=== Exercise aim ===
Could you give the data below again, exactly and completely?

(Extracted data entries)
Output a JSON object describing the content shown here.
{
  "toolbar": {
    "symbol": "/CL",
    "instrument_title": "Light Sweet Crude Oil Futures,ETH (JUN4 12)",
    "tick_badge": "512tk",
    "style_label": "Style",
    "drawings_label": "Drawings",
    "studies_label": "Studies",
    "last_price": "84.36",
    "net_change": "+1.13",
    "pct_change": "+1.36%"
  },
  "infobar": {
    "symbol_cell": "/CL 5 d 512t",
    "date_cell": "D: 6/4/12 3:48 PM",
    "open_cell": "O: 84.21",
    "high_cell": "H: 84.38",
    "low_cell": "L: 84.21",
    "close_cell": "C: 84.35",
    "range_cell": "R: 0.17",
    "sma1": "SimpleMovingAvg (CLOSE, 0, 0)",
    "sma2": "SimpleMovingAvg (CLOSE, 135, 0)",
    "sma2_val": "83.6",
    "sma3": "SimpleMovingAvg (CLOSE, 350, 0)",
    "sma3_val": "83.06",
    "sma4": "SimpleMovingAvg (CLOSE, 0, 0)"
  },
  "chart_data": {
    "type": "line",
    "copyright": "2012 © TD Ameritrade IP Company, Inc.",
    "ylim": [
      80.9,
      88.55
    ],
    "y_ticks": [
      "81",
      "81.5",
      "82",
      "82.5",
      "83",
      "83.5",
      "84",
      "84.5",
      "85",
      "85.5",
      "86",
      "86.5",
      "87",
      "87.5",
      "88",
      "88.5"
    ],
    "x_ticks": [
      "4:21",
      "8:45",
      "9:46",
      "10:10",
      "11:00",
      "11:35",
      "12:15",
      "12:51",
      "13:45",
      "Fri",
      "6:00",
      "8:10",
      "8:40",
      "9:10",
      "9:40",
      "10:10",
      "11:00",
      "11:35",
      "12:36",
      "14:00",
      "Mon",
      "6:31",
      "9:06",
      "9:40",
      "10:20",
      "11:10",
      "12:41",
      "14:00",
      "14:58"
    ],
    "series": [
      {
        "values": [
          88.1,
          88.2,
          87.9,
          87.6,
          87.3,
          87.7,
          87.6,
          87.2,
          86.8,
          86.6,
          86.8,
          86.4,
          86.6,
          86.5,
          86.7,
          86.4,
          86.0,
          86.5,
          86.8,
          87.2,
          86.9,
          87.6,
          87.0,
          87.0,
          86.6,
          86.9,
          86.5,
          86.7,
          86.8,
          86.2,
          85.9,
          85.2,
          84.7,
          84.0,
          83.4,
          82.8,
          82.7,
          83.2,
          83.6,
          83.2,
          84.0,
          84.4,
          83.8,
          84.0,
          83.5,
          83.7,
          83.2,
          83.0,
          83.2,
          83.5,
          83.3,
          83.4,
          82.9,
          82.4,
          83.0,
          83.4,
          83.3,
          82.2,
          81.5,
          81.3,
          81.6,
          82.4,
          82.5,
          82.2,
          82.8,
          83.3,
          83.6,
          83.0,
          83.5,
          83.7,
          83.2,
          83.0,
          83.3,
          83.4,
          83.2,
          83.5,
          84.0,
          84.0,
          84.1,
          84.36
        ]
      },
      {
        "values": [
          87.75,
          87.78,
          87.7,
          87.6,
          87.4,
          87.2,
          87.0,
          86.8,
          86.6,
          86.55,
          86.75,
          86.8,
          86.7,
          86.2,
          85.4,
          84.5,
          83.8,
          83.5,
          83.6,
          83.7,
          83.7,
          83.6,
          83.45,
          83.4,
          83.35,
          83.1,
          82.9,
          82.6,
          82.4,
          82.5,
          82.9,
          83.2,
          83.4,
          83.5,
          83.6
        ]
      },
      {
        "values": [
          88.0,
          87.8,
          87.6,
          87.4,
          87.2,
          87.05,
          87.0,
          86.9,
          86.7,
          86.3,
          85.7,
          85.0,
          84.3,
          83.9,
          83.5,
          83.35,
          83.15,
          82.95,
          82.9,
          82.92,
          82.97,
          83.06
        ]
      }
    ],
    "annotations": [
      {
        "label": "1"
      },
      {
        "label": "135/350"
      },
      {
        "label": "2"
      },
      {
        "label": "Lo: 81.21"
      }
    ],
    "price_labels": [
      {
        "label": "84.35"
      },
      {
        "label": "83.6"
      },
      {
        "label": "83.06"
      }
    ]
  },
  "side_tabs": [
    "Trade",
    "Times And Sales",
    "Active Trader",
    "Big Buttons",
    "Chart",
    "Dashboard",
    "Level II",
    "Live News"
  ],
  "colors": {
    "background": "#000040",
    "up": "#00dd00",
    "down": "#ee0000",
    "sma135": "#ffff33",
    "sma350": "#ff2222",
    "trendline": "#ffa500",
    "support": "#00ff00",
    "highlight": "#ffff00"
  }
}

=== Correct result ===
Output a JSON object describing the content shown here.
{
  "toolbar": {
    "symbol": "/CL",
    "instrument_title": "Light Sweet Crude Oil Futures,ETH (JUN4 12)",
    "tick_badge": "512tk",
    "style_label": "Style",
    "drawings_label": "Drawings",
    "studies_label": "Studies",
    "last_price": "84.36",
    "net_change": "+1.13",
    "pct_change": "+1.36%"
  },
  "infobar": {
    "symbol_cell": "/CL 5 d 512t",
    "date_cell": "D: 6/4/12 3:48 PM",
    "open_cell": "O: 84.21",
    "high_cell": "H: 84.38",
    "low_cell": "L: 84.21",
    "close_cell": "C: 84.35",
    "range_cell": "R: 0.17",
    "sma1": "SimpleMovingAvg (CLOSE, 0, 0)",
    "sma2": "SimpleMovingAvg (CLOSE, 135, 0)",
    "sma2_val": "83.6",
    "sma3": "SimpleMovingAvg (CLOSE, 350, 0)",
    "sma3_val": "83.06",
    "sma4": "SimpleMovingAvg (CLOSE, 0, 0)"
  },
  "chart_data": {
    "type": "line",
    "copyright": "2012 © TD Ameritrade IP Company, Inc.",
    "ylim": [
      80.9,
      88.55
    ],
    "y_ticks": [
      "81",
      "81.5",
      "82",
      "82.5",
      "83",
      "83.5",
      "84",
      "84.5",
      "85",
      "85.5",
      "86",
      "86.5",
      "87",
      "87.5",
      "88",
      "88.5"
    ],
    "x_ticks": [
      "4:21",
      "8:45",
      "9:46",
      "10:10",
      "11:00",
      "11:35",
      "12:15",
      "12:51",
      "13:45",
      "Fri",
      "6:00",
      "8:10",
      "8:40",
      "9:10",
      "9:40",
      "10:10",
      "11:00",
      "11:35",
      "12:36",
      "14:00",
      "Mon",
      "6:31",
      "9:06",
      "9:40",
      "10:20",
      "11:10",
      "12:41",
      "14:00",
      "14:58"
    ],
    "series": [
      {
        "values": [
          88.1,
          88.2,
          87.9,
          87.6,
          87.3,
          87.7,
          87.6,
          87.2,
          86.8,
          86.6,
          86.8,
          86.4,
          86.6,
          86.5,
          86.7,
          86.4,
          86.0,
          86.5,
          86.8,
          87.2,
          86.9,
          87.6,
          87.0,
          87.0,
          86.6,
          86.9,
          86.5,
          86.7,
          86.8,
          86.2,
          85.9,
          85.2,
          84.7,
          84.0,
          83.4,
          82.8,
          82.7,
          83.2,
          83.6,
          83.2,
          84.0,
          84.4,
          83.8,
          84.0,
          83.5,
          83.7,
          83.2,
          83.0,
          83.2,
          83.5,
          83.3,
          83.4,
          82.9,
          82.4,
          83.0,
          83.4,
          83.3,
          82.2,
          81.5,
          81.3,
          81.6,
          82.4,
          82.5,
          82.2,
          82.8,
          83.3,
          83.6,
          83.0,
          83.5,
          83.7,
          83.2,
          83.0,
          83.3,
          83.4,
          83.2,
          83.5,
          84.0,
          84.0,
          84.1,
          84.36
        ]
      },
      {
        "values": [
          87.75,
          87.78,
          87.7,
          87.6,
          87.4,
          87.2,
          87.0,
          86.8,
          86.6,
          86.55,
          86.75,
          86.8,
          86.7,
          86.2,
          85.4,
          84.5,
          83.8,
          83.5,
          83.6,
          83.7,
          83.7,
          83.6,
          83.45,
          83.4,
          83.35,
          83.1,
          82.9,
          82.6,
          82.4,
          82.5,
          82.9,
          83.2,
          83.4,
          83.5,
          83.6
        ]
      },
      {
        "values": [
          88.0,
          87.8,
          87.6,
          87.4,
          87.2,
          87.05,
          87.0,
          86.9,
          86.7,
          86.3,
          85.7,
          85.0,
          84.3,
          83.9,
          83.5,
          83.35,
          83.15,
          82.95,
          82.9,
          82.92,
          82.97,
          83.06
        ]
      }
    ],
    "annotations": [
      {
        "label": "1"
      },
      {
        "label": "135/350"
      },
      {
        "label": "2"
      },
      {
        "label": "Lo: 81.21"
      }
    ],
    "price_labels": [
      {
        "label": "84.35"
      },
      {
        "label": "83.6"
      },
      {
        "label": "83.06"
      }
    ]
  },
  "side_tabs": [
    "Trade",
    "Times And Sales",
    "Active Trader",
    "Big Buttons",
    "Chart",
    "Dashboard",
    "Level II",
    "Live News"
  ],
  "colors": {
    "background": "#000040",
    "up": "#00dd00",
    "down": "#ee0000",
    "sma135": "#ffff33",
    "sma350": "#ff2222",
    "trendline": "#ffa500",
    "support": "#00ff00",
    "highlight": "#ffff00"
  }
}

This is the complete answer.